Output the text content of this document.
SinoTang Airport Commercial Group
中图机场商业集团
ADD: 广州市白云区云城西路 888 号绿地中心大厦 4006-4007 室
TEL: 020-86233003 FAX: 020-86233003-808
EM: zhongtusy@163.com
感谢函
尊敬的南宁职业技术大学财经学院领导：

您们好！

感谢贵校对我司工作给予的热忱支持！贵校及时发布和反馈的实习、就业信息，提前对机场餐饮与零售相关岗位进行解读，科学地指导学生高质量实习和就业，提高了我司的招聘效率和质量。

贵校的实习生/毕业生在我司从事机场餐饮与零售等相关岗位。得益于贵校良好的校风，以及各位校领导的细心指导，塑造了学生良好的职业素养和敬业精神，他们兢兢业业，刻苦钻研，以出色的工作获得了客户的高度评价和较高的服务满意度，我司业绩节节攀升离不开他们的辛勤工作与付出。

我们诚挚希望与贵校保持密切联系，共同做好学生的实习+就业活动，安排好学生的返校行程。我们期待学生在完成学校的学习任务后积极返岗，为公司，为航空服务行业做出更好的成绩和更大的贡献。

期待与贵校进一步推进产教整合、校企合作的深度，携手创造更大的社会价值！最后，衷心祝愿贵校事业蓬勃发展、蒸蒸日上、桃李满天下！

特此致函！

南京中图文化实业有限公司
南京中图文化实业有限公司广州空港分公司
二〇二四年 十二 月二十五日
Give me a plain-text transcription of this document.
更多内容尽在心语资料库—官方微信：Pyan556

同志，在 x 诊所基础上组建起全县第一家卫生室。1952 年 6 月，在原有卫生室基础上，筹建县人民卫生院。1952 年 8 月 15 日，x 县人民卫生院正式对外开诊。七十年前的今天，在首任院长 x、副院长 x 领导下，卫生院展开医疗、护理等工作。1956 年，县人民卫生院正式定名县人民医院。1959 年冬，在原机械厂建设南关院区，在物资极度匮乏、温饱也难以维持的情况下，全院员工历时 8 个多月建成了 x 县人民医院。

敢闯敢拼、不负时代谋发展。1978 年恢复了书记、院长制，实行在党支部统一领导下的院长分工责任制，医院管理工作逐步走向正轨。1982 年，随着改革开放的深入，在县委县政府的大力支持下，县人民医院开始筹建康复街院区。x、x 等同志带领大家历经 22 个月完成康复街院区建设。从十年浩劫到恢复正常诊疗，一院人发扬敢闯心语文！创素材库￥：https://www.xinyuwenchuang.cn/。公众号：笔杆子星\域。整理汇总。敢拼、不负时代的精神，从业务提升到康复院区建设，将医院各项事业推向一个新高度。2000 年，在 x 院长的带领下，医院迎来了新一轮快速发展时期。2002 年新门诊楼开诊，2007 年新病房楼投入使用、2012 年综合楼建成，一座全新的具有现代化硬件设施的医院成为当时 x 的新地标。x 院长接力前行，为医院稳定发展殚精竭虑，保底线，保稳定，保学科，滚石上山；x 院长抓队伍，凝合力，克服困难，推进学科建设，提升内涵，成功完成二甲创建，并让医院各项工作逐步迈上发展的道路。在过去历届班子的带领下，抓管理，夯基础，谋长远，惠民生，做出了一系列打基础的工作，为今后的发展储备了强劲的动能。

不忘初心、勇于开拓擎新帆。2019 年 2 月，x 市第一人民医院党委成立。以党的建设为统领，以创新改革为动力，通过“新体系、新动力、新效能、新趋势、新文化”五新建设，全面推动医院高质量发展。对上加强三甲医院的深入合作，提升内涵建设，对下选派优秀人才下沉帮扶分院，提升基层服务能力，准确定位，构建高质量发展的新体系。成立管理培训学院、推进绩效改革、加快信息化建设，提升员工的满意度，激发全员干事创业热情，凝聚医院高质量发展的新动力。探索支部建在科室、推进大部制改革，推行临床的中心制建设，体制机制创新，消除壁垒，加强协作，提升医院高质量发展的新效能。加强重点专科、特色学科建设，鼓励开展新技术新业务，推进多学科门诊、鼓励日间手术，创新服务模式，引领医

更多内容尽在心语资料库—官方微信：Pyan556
^^^^
Stated task: Each record above should be restated word for word.

Task response:
Output the text content of this document.
SinoTang Airport Commercial Group
中图机场商业集团
ADD: 广州市白云区云城西路 888 号绿地中心大厦 4006-4007 室
TEL: 020-86233003 FAX: 020-86233003-808
EM: zhongtusy@163.com
感谢函
尊敬的南宁职业技术大学财经学院领导：

您们好！

感谢贵校对我司工作给予的热忱支持！贵校及时发布和反馈的实习、就业信息，提前对机场餐饮与零售相关岗位进行解读，科学地指导学生高质量实习和就业，提高了我司的招聘效率和质量。

贵校的实习生/毕业生在我司从事机场餐饮与零售等相关岗位。得益于贵校良好的校风，以及各位校领导的细心指导，塑造了学生良好的职业素养和敬业精神，他们兢兢业业，刻苦钻研，以出色的工作获得了客户的高度评价和较高的服务满意度，我司业绩节节攀升离不开他们的辛勤工作与付出。

我们诚挚希望与贵校保持密切联系，共同做好学生的实习+就业活动，安排好学生的返校行程。我们期待学生在完成学校的学习任务后积极返岗，为公司，为航空服务行业做出更好的成绩和更大的贡献。

期待与贵校进一步推进产教整合、校企合作的深度，携手创造更大的社会价值！最后，衷心祝愿贵校事业蓬勃发展、蒸蒸日上、桃李满天下！

特此致函！

南京中图文化实业有限公司
南京中图文化实业有限公司广州空港分公司
二〇二四年 十二 月二十五日
Give me a plain-text transcription of this document.
更多内容尽在心语资料库—官方微信：Pyan556

同志，在 x 诊所基础上组建起全县第一家卫生室。1952 年 6 月，在原有卫生室基础上，筹建县人民卫生院。1952 年 8 月 15 日，x 县人民卫生院正式对外开诊。七十年前的今天，在首任院长 x、副院长 x 领导下，卫生院展开医疗、护理等工作。1956 年，县人民卫生院正式定名县人民医院。1959 年冬，在原机械厂建设南关院区，在物资极度匮乏、温饱也难以维持的情况下，全院员工历时 8 个多月建成了 x 县人民医院。

敢闯敢拼、不负时代谋发展。1978 年恢复了书记、院长制，实行在党支部统一领导下的院长分工责任制，医院管理工作逐步走向正轨。1982 年，随着改革开放的深入，在县委县政府的大力支持下，县人民医院开始筹建康复街院区。x、x 等同志带领大家历经 22 个月完成康复街院区建设。从十年浩劫到恢复正常诊疗，一院人发扬敢闯心语文！创素材库￥：https://www.xinyuwenchuang.cn/。公众号：笔杆子星\域。整理汇总。敢拼、不负时代的精神，从业务提升到康复院区建设，将医院各项事业推向一个新高度。2000 年，在 x 院长的带领下，医院迎来了新一轮快速发展时期。2002 年新门诊楼开诊，2007 年新病房楼投入使用、2012 年综合楼建成，一座全新的具有现代化硬件设施的医院成为当时 x 的新地标。x 院长接力前行，为医院稳定发展殚精竭虑，保底线，保稳定，保学科，滚石上山；x 院长抓队伍，凝合力，克服困难，推进学科建设，提升内涵，成功完成二甲创建，并让医院各项工作逐步迈上发展的道路。在过去历届班子的带领下，抓管理，夯基础，谋长远，惠民生，做出了一系列打基础的工作，为今后的发展储备了强劲的动能。

不忘初心、勇于开拓擎新帆。2019 年 2 月，x 市第一人民医院党委成立。以党的建设为统领，以创新改革为动力，通过“新体系、新动力、新效能、新趋势、新文化”五新建设，全面推动医院高质量发展。对上加强三甲医院的深入合作，提升内涵建设，对下选派优秀人才下沉帮扶分院，提升基层服务能力，准确定位，构建高质量发展的新体系。成立管理培训学院、推进绩效改革、加快信息化建设，提升员工的满意度，激发全员干事创业热情，凝聚医院高质量发展的新动力。探索支部建在科室、推进大部制改革，推行临床的中心制建设，体制机制创新，消除壁垒，加强协作，提升医院高质量发展的新效能。加强重点专科、特色学科建设，鼓励开展新技术新业务，推进多学科门诊、鼓励日间手术，创新服务模式，引领医

更多内容尽在心语资料库—官方微信：Pyan556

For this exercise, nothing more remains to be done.